> [PROBLEM DETAILS]:
Repeat every record below exactly as written.

> [PROVIDED INFORMATION]:
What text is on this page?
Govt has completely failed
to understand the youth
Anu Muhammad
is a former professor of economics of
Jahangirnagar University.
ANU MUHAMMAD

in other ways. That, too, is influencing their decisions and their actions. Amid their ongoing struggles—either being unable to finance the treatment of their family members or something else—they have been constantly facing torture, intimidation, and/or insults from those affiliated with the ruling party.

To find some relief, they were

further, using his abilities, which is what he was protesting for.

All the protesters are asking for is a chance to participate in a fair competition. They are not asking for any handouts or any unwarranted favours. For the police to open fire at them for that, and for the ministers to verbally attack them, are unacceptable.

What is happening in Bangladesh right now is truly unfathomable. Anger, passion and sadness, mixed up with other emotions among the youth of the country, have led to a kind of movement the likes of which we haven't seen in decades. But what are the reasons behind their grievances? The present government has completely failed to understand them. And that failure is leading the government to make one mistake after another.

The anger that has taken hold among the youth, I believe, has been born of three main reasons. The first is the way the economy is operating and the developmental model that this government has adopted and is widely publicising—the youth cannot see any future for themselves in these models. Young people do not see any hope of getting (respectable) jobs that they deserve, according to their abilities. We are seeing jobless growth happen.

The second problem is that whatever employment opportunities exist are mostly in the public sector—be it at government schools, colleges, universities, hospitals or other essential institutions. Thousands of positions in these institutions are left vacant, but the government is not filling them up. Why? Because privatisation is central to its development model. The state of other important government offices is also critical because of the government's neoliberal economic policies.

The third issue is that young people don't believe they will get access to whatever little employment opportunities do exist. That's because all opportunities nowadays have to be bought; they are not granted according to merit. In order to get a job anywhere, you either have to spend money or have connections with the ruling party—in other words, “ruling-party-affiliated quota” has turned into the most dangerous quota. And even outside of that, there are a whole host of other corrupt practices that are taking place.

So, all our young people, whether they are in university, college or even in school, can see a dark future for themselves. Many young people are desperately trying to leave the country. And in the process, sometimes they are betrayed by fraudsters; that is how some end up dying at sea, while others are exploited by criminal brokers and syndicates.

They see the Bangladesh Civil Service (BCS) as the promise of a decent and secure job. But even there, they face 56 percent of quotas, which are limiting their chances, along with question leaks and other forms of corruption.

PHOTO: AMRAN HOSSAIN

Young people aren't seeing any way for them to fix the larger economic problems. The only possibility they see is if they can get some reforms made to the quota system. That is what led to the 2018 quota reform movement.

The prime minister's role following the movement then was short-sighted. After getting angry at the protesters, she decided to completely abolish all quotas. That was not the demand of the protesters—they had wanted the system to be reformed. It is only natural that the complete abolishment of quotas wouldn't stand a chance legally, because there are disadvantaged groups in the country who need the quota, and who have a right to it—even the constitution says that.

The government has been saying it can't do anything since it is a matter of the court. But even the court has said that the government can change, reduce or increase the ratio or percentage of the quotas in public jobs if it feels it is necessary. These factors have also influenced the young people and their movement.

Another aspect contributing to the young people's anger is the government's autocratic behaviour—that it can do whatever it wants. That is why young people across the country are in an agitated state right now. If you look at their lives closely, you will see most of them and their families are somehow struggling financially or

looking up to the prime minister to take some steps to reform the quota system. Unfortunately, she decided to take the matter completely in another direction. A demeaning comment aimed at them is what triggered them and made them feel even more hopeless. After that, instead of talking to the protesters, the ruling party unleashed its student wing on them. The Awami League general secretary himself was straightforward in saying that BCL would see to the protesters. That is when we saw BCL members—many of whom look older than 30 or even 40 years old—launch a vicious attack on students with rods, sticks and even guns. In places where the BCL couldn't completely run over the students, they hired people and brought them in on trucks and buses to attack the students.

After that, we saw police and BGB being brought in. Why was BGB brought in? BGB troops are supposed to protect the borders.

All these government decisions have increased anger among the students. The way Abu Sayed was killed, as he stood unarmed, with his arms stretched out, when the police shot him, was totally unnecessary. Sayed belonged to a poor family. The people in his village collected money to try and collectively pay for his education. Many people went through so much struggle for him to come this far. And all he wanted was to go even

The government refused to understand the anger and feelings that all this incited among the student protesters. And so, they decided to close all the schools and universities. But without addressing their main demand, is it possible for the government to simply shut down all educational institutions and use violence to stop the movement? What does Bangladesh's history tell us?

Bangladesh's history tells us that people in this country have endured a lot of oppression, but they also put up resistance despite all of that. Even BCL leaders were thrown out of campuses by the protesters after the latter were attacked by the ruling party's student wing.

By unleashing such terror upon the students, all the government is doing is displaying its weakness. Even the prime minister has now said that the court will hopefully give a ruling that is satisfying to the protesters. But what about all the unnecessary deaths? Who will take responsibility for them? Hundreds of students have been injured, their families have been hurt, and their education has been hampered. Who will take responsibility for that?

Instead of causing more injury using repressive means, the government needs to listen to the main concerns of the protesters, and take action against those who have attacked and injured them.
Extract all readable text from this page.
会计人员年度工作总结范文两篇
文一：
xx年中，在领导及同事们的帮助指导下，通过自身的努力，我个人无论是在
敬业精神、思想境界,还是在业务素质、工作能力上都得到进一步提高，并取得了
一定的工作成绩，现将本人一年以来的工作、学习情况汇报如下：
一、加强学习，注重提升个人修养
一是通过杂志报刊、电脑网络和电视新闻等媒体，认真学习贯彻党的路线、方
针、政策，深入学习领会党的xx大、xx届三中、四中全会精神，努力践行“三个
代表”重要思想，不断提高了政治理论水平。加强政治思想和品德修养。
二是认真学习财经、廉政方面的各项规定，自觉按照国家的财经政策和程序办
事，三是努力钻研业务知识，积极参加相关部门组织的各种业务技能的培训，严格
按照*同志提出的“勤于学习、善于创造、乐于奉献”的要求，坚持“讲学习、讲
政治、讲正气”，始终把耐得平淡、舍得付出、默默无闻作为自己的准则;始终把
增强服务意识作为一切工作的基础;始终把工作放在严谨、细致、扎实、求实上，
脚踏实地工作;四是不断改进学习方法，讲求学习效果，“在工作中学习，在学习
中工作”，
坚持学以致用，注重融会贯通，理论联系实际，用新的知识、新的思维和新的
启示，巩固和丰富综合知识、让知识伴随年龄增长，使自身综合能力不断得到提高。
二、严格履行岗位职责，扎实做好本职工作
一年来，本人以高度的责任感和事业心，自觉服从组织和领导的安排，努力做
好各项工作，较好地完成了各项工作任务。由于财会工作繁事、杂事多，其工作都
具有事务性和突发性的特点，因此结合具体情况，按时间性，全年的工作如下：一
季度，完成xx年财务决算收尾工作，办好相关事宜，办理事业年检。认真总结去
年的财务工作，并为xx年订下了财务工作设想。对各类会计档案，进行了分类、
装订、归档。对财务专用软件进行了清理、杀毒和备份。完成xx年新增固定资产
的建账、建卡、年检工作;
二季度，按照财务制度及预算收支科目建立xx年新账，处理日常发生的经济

> [ANSWER TO THE TASK]:
What text is on this page?
Govt has completely failed
to understand the youth
Anu Muhammad
is a former professor of economics of
Jahangirnagar University.
ANU MUHAMMAD

in other ways. That, too, is influencing their decisions and their actions. Amid their ongoing struggles—either being unable to finance the treatment of their family members or something else—they have been constantly facing torture, intimidation, and/or insults from those affiliated with the ruling party.

To find some relief, they were

further, using his abilities, which is what he was protesting for.

All the protesters are asking for is a chance to participate in a fair competition. They are not asking for any handouts or any unwarranted favours. For the police to open fire at them for that, and for the ministers to verbally attack them, are unacceptable.

What is happening in Bangladesh right now is truly unfathomable. Anger, passion and sadness, mixed up with other emotions among the youth of the country, have led to a kind of movement the likes of which we haven't seen in decades. But what are the reasons behind their grievances? The present government has completely failed to understand them. And that failure is leading the government to make one mistake after another.

The anger that has taken hold among the youth, I believe, has been born of three main reasons. The first is the way the economy is operating and the developmental model that this government has adopted and is widely publicising—the youth cannot see any future for themselves in these models. Young people do not see any hope of getting (respectable) jobs that they deserve, according to their abilities. We are seeing jobless growth happen.

The second problem is that whatever employment opportunities exist are mostly in the public sector—be it at government schools, colleges, universities, hospitals or other essential institutions. Thousands of positions in these institutions are left vacant, but the government is not filling them up. Why? Because privatisation is central to its development model. The state of other important government offices is also critical because of the government's neoliberal economic policies.

The third issue is that young people don't believe they will get access to whatever little employment opportunities do exist. That's because all opportunities nowadays have to be bought; they are not granted according to merit. In order to get a job anywhere, you either have to spend money or have connections with the ruling party—in other words, “ruling-party-affiliated quota” has turned into the most dangerous quota. And even outside of that, there are a whole host of other corrupt practices that are taking place.

So, all our young people, whether they are in university, college or even in school, can see a dark future for themselves. Many young people are desperately trying to leave the country. And in the process, sometimes they are betrayed by fraudsters; that is how some end up dying at sea, while others are exploited by criminal brokers and syndicates.

They see the Bangladesh Civil Service (BCS) as the promise of a decent and secure job. But even there, they face 56 percent of quotas, which are limiting their chances, along with question leaks and other forms of corruption.

PHOTO: AMRAN HOSSAIN

Young people aren't seeing any way for them to fix the larger economic problems. The only possibility they see is if they can get some reforms made to the quota system. That is what led to the 2018 quota reform movement.

The prime minister's role following the movement then was short-sighted. After getting angry at the protesters, she decided to completely abolish all quotas. That was not the demand of the protesters—they had wanted the system to be reformed. It is only natural that the complete abolishment of quotas wouldn't stand a chance legally, because there are disadvantaged groups in the country who need the quota, and who have a right to it—even the constitution says that.

The government has been saying it can't do anything since it is a matter of the court. But even the court has said that the government can change, reduce or increase the ratio or percentage of the quotas in public jobs if it feels it is necessary. These factors have also influenced the young people and their movement.

Another aspect contributing to the young people's anger is the government's autocratic behaviour—that it can do whatever it wants. That is why young people across the country are in an agitated state right now. If you look at their lives closely, you will see most of them and their families are somehow struggling financially or

looking up to the prime minister to take some steps to reform the quota system. Unfortunately, she decided to take the matter completely in another direction. A demeaning comment aimed at them is what triggered them and made them feel even more hopeless. After that, instead of talking to the protesters, the ruling party unleashed its student wing on them. The Awami League general secretary himself was straightforward in saying that BCL would see to the protesters. That is when we saw BCL members—many of whom look older than 30 or even 40 years old—launch a vicious attack on students with rods, sticks and even guns. In places where the BCL couldn't completely run over the students, they hired people and brought them in on trucks and buses to attack the students.

After that, we saw police and BGB being brought in. Why was BGB brought in? BGB troops are supposed to protect the borders.

All these government decisions have increased anger among the students. The way Abu Sayed was killed, as he stood unarmed, with his arms stretched out, when the police shot him, was totally unnecessary. Sayed belonged to a poor family. The people in his village collected money to try and collectively pay for his education. Many people went through so much struggle for him to come this far. And all he wanted was to go even

The government refused to understand the anger and feelings that all this incited among the student protesters. And so, they decided to close all the schools and universities. But without addressing their main demand, is it possible for the government to simply shut down all educational institutions and use violence to stop the movement? What does Bangladesh's history tell us?

Bangladesh's history tells us that people in this country have endured a lot of oppression, but they also put up resistance despite all of that. Even BCL leaders were thrown out of campuses by the protesters after the latter were attacked by the ruling party's student wing.

By unleashing such terror upon the students, all the government is doing is displaying its weakness. Even the prime minister has now said that the court will hopefully give a ruling that is satisfying to the protesters. But what about all the unnecessary deaths? Who will take responsibility for them? Hundreds of students have been injured, their families have been hurt, and their education has been hampered. Who will take responsibility for that?

Instead of causing more injury using repressive means, the government needs to listen to the main concerns of the protesters, and take action against those who have attacked and injured them.
Extract all readable text from this page.
会计人员年度工作总结范文两篇
文一：
xx年中，在领导及同事们的帮助指导下，通过自身的努力，我个人无论是在
敬业精神、思想境界,还是在业务素质、工作能力上都得到进一步提高，并取得了
一定的工作成绩，现将本人一年以来的工作、学习情况汇报如下：
一、加强学习，注重提升个人修养
一是通过杂志报刊、电脑网络和电视新闻等媒体，认真学习贯彻党的路线、方
针、政策，深入学习领会党的xx大、xx届三中、四中全会精神，努力践行“三个
代表”重要思想，不断提高了政治理论水平。加强政治思想和品德修养。
二是认真学习财经、廉政方面的各项规定，自觉按照国家的财经政策和程序办
事，三是努力钻研业务知识，积极参加相关部门组织的各种业务技能的培训，严格
按照*同志提出的“勤于学习、善于创造、乐于奉献”的要求，坚持“讲学习、讲
政治、讲正气”，始终把耐得平淡、舍得付出、默默无闻作为自己的准则;始终把
增强服务意识作为一切工作的基础;始终把工作放在严谨、细致、扎实、求实上，
脚踏实地工作;四是不断改进学习方法，讲求学习效果，“在工作中学习，在学习
中工作”，
坚持学以致用，注重融会贯通，理论联系实际，用新的知识、新的思维和新的
启示，巩固和丰富综合知识、让知识伴随年龄增长，使自身综合能力不断得到提高。
二、严格履行岗位职责，扎实做好本职工作
一年来，本人以高度的责任感和事业心，自觉服从组织和领导的安排，努力做
好各项工作，较好地完成了各项工作任务。由于财会工作繁事、杂事多，其工作都
具有事务性和突发性的特点，因此结合具体情况，按时间性，全年的工作如下：一
季度，完成xx年财务决算收尾工作，办好相关事宜，办理事业年检。认真总结去
年的财务工作，并为xx年订下了财务工作设想。对各类会计档案，进行了分类、
装订、归档。对财务专用软件进行了清理、杀毒和备份。完成xx年新增固定资产
的建账、建卡、年检工作;
二季度，按照财务制度及预算收支科目建立xx年新账，处理日常发生的经济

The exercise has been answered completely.